EXERCISE GOAL
Reproduce the whole listing, character for character.

RECORDS PROVIDED
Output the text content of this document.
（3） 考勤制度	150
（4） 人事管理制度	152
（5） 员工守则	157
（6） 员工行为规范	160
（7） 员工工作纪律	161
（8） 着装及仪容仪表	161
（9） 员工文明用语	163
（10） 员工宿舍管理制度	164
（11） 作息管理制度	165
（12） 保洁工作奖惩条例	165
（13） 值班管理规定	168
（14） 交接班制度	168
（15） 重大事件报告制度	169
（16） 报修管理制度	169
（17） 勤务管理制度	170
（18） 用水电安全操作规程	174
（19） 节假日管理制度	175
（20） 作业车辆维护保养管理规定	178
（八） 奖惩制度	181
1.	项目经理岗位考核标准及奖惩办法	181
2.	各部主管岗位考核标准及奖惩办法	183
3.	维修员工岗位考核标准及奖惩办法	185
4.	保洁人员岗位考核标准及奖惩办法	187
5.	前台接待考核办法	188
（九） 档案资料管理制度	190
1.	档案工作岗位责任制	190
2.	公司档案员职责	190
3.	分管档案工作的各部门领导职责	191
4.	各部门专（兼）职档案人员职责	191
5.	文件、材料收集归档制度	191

ANSWER TO THIS PROBLEM
Output the text content of this document.
（3） 考勤制度	150
（4） 人事管理制度	152
（5） 员工守则	157
（6） 员工行为规范	160
（7） 员工工作纪律	161
（8） 着装及仪容仪表	161
（9） 员工文明用语	163
（10） 员工宿舍管理制度	164
（11） 作息管理制度	165
（12） 保洁工作奖惩条例	165
（13） 值班管理规定	168
（14） 交接班制度	168
（15） 重大事件报告制度	169
（16） 报修管理制度	169
（17） 勤务管理制度	170
（18） 用水电安全操作规程	174
（19） 节假日管理制度	175
（20） 作业车辆维护保养管理规定	178
（八） 奖惩制度	181
1.	项目经理岗位考核标准及奖惩办法	181
2.	各部主管岗位考核标准及奖惩办法	183
3.	维修员工岗位考核标准及奖惩办法	185
4.	保洁人员岗位考核标准及奖惩办法	187
5.	前台接待考核办法	188
（九） 档案资料管理制度	190
1.	档案工作岗位责任制	190
2.	公司档案员职责	190
3.	分管档案工作的各部门领导职责	191
4.	各部门专（兼）职档案人员职责	191
5.	文件、材料收集归档制度	191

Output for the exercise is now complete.